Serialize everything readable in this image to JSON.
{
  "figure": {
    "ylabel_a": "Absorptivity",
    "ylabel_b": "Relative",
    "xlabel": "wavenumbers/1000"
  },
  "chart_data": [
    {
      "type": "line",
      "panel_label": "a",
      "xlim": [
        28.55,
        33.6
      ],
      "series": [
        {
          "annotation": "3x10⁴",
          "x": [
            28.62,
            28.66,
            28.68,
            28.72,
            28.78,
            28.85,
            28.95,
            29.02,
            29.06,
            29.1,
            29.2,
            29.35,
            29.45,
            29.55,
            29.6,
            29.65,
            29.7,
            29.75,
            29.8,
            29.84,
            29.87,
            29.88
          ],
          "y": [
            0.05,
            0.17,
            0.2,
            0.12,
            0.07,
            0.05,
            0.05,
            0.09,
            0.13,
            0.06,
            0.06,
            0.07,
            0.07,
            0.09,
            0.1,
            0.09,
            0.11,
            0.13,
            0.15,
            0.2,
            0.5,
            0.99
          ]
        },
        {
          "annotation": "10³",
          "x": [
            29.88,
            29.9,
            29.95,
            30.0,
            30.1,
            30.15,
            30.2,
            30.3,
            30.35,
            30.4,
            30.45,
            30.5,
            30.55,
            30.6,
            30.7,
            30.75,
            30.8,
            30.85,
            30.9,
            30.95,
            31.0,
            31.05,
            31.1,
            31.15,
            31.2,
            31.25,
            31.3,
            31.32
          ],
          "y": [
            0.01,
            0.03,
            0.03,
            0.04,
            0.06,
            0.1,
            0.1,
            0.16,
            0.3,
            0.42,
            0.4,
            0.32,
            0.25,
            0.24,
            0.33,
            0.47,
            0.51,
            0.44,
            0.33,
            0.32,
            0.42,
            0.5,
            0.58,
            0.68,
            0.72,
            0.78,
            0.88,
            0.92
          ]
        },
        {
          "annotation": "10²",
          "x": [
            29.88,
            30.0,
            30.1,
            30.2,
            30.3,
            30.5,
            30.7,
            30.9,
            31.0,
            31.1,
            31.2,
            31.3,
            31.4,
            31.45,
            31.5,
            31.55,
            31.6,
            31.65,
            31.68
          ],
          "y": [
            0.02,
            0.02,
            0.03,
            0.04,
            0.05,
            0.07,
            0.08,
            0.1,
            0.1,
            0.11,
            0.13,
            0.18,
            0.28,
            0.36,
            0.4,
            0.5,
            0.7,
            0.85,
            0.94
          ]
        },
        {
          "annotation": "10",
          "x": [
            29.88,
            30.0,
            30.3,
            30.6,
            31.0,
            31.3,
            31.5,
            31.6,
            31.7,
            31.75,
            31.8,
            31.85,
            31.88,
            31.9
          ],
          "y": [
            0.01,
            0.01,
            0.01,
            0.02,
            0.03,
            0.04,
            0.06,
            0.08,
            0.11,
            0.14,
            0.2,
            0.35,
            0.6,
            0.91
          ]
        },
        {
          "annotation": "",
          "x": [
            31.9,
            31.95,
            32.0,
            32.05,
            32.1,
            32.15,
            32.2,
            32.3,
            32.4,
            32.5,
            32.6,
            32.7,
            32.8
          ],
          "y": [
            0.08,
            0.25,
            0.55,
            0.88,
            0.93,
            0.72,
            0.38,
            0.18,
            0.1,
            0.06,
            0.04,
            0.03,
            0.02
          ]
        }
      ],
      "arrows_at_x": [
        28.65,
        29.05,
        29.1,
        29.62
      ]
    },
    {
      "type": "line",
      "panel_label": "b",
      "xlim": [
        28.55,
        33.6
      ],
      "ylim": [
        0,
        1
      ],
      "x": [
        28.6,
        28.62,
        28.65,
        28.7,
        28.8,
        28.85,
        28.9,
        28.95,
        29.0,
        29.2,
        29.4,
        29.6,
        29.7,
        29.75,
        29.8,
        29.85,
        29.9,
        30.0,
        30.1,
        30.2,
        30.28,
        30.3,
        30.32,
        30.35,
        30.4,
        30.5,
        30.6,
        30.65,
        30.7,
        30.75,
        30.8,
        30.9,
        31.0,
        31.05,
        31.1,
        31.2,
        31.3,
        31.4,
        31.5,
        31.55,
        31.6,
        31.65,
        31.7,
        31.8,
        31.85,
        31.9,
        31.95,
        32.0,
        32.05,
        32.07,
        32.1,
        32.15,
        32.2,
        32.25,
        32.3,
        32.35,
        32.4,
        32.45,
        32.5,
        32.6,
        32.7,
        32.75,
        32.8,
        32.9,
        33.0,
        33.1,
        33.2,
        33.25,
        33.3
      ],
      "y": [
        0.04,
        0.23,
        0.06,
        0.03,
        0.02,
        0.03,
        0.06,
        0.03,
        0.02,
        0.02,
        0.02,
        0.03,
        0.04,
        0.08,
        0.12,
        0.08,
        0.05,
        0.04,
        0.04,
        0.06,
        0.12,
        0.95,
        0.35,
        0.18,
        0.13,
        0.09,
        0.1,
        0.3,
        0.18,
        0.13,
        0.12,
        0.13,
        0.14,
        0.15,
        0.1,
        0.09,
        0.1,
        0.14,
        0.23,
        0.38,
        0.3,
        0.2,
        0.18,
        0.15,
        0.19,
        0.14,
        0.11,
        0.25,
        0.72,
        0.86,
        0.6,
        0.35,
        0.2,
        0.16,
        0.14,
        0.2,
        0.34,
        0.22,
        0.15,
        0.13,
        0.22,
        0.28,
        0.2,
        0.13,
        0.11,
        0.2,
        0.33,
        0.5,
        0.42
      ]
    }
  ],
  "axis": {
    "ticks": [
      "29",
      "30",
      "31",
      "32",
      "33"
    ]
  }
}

---

▶ Problem
Repeat every entry word for word.

▶ Finished exercise
Serialize everything readable in this image to JSON.
{
  "figure": {
    "ylabel_a": "Absorptivity",
    "ylabel_b": "Relative",
    "xlabel": "wavenumbers/1000"
  },
  "chart_data": [
    {
      "type": "line",
      "panel_label": "a",
      "xlim": [
        28.55,
        33.6
      ],
      "series": [
        {
          "annotation": "3x10⁴",
          "x": [
            28.62,
            28.66,
            28.68,
            28.72,
            28.78,
            28.85,
            28.95,
            29.02,
            29.06,
            29.1,
            29.2,
            29.35,
            29.45,
            29.55,
            29.6,
            29.65,
            29.7,
            29.75,
            29.8,
            29.84,
            29.87,
            29.88
          ],
          "y": [
            0.05,
            0.17,
            0.2,
            0.12,
            0.07,
            0.05,
            0.05,
            0.09,
            0.13,
            0.06,
            0.06,
            0.07,
            0.07,
            0.09,
            0.1,
            0.09,
            0.11,
            0.13,
            0.15,
            0.2,
            0.5,
            0.99
          ]
        },
        {
          "annotation": "10³",
          "x": [
            29.88,
            29.9,
            29.95,
            30.0,
            30.1,
            30.15,
            30.2,
            30.3,
            30.35,
            30.4,
            30.45,
            30.5,
            30.55,
            30.6,
            30.7,
            30.75,
            30.8,
            30.85,
            30.9,
            30.95,
            31.0,
            31.05,
            31.1,
            31.15,
            31.2,
            31.25,
            31.3,
            31.32
          ],
          "y": [
            0.01,
            0.03,
            0.03,
            0.04,
            0.06,
            0.1,
            0.1,
            0.16,
            0.3,
            0.42,
            0.4,
            0.32,
            0.25,
            0.24,
            0.33,
            0.47,
            0.51,
            0.44,
            0.33,
            0.32,
            0.42,
            0.5,
            0.58,
            0.68,
            0.72,
            0.78,
            0.88,
            0.92
          ]
        },
        {
          "annotation": "10²",
          "x": [
            29.88,
            30.0,
            30.1,
            30.2,
            30.3,
            30.5,
            30.7,
            30.9,
            31.0,
            31.1,
            31.2,
            31.3,
            31.4,
            31.45,
            31.5,
            31.55,
            31.6,
            31.65,
            31.68
          ],
          "y": [
            0.02,
            0.02,
            0.03,
            0.04,
            0.05,
            0.07,
            0.08,
            0.1,
            0.1,
            0.11,
            0.13,
            0.18,
            0.28,
            0.36,
            0.4,
            0.5,
            0.7,
            0.85,
            0.94
          ]
        },
        {
          "annotation": "10",
          "x": [
            29.88,
            30.0,
            30.3,
            30.6,
            31.0,
            31.3,
            31.5,
            31.6,
            31.7,
            31.75,
            31.8,
            31.85,
            31.88,
            31.9
          ],
          "y": [
            0.01,
            0.01,
            0.01,
            0.02,
            0.03,
            0.04,
            0.06,
            0.08,
            0.11,
            0.14,
            0.2,
            0.35,
            0.6,
            0.91
          ]
        },
        {
          "annotation": "",
          "x": [
            31.9,
            31.95,
            32.0,
            32.05,
            32.1,
            32.15,
            32.2,
            32.3,
            32.4,
            32.5,
            32.6,
            32.7,
            32.8
          ],
          "y": [
            0.08,
            0.25,
            0.55,
            0.88,
            0.93,
            0.72,
            0.38,
            0.18,
            0.1,
            0.06,
            0.04,
            0.03,
            0.02
          ]
        }
      ],
      "arrows_at_x": [
        28.65,
        29.05,
        29.1,
        29.62
      ]
    },
    {
      "type": "line",
      "panel_label": "b",
      "xlim": [
        28.55,
        33.6
      ],
      "ylim": [
        0,
        1
      ],
      "x": [
        28.6,
        28.62,
        28.65,
        28.7,
        28.8,
        28.85,
        28.9,
        28.95,
        29.0,
        29.2,
        29.4,
        29.6,
        29.7,
        29.75,
        29.8,
        29.85,
        29.9,
        30.0,
        30.1,
        30.2,
        30.28,
        30.3,
        30.32,
        30.35,
        30.4,
        30.5,
        30.6,
        30.65,
        30.7,
        30.75,
        30.8,
        30.9,
        31.0,
        31.05,
        31.1,
        31.2,
        31.3,
        31.4,
        31.5,
        31.55,
        31.6,
        31.65,
        31.7,
        31.8,
        31.85,
        31.9,
        31.95,
        32.0,
        32.05,
        32.07,
        32.1,
        32.15,
        32.2,
        32.25,
        32.3,
        32.35,
        32.4,
        32.45,
        32.5,
        32.6,
        32.7,
        32.75,
        32.8,
        32.9,
        33.0,
        33.1,
        33.2,
        33.25,
        33.3
      ],
      "y": [
        0.04,
        0.23,
        0.06,
        0.03,
        0.02,
        0.03,
        0.06,
        0.03,
        0.02,
        0.02,
        0.02,
        0.03,
        0.04,
        0.08,
        0.12,
        0.08,
        0.05,
        0.04,
        0.04,
        0.06,
        0.12,
        0.95,
        0.35,
        0.18,
        0.13,
        0.09,
        0.1,
        0.3,
        0.18,
        0.13,
        0.12,
        0.13,
        0.14,
        0.15,
        0.1,
        0.09,
        0.1,
        0.14,
        0.23,
        0.38,
        0.3,
        0.2,
        0.18,
        0.15,
        0.19,
        0.14,
        0.11,
        0.25,
        0.72,
        0.86,
        0.6,
        0.35,
        0.2,
        0.16,
        0.14,
        0.2,
        0.34,
        0.22,
        0.15,
        0.13,
        0.22,
        0.28,
        0.2,
        0.13,
        0.11,
        0.2,
        0.33,
        0.5,
        0.42
      ]
    }
  ],
  "axis": {
    "ticks": [
      "29",
      "30",
      "31",
      "32",
      "33"
    ]
  }
}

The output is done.